● Recorded data:
* * * *

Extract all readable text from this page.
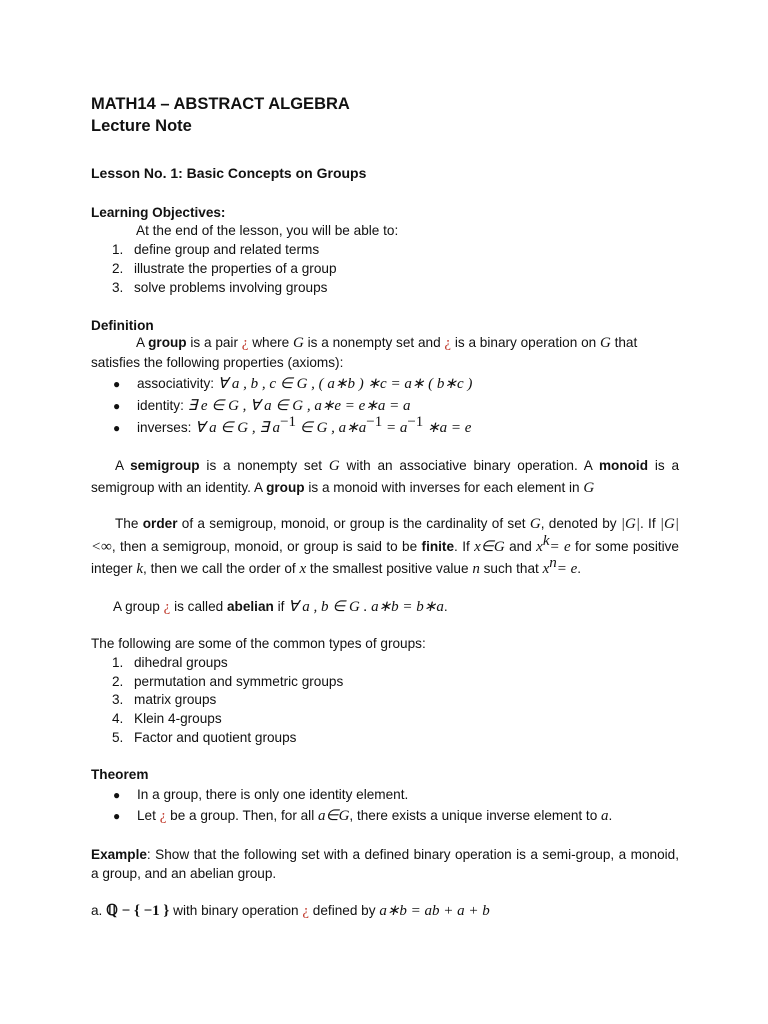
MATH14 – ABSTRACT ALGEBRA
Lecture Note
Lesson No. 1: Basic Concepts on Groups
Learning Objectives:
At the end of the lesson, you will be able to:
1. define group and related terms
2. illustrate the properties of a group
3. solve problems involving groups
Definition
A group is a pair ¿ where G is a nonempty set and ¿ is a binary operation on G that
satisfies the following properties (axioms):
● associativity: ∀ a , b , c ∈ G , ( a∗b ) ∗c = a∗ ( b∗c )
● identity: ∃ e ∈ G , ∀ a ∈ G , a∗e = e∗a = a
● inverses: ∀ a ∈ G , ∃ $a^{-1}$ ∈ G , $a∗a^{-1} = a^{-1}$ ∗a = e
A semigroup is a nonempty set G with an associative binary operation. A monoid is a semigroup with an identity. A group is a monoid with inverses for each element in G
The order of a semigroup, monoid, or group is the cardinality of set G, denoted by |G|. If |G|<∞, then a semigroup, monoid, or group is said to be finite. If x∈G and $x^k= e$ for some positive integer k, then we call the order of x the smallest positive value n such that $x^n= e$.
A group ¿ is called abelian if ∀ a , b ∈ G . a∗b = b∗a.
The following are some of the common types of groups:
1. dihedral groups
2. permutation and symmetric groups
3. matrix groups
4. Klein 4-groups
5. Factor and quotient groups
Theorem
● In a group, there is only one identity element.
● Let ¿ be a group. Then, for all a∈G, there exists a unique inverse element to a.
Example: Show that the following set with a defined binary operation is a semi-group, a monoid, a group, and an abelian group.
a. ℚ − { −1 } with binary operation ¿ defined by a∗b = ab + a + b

* * * *

Retype the whole listing exactly and leave the pictures out.

● Output below:
Extract all readable text from this page.
MATH14 – ABSTRACT ALGEBRA
Lecture Note
Lesson No. 1: Basic Concepts on Groups
Learning Objectives:
At the end of the lesson, you will be able to:
1. define group and related terms
2. illustrate the properties of a group
3. solve problems involving groups
Definition
A group is a pair ¿ where G is a nonempty set and ¿ is a binary operation on G that
satisfies the following properties (axioms):
● associativity: ∀ a , b , c ∈ G , ( a∗b ) ∗c = a∗ ( b∗c )
● identity: ∃ e ∈ G , ∀ a ∈ G , a∗e = e∗a = a
● inverses: ∀ a ∈ G , ∃ $a^{-1}$ ∈ G , $a∗a^{-1} = a^{-1}$ ∗a = e
A semigroup is a nonempty set G with an associative binary operation. A monoid is a semigroup with an identity. A group is a monoid with inverses for each element in G
The order of a semigroup, monoid, or group is the cardinality of set G, denoted by |G|. If |G|<∞, then a semigroup, monoid, or group is said to be finite. If x∈G and $x^k= e$ for some positive integer k, then we call the order of x the smallest positive value n such that $x^n= e$.
A group ¿ is called abelian if ∀ a , b ∈ G . a∗b = b∗a.
The following are some of the common types of groups:
1. dihedral groups
2. permutation and symmetric groups
3. matrix groups
4. Klein 4-groups
5. Factor and quotient groups
Theorem
● In a group, there is only one identity element.
● Let ¿ be a group. Then, for all a∈G, there exists a unique inverse element to a.
Example: Show that the following set with a defined binary operation is a semi-group, a monoid, a group, and an abelian group.
a. ℚ − { −1 } with binary operation ¿ defined by a∗b = ab + a + b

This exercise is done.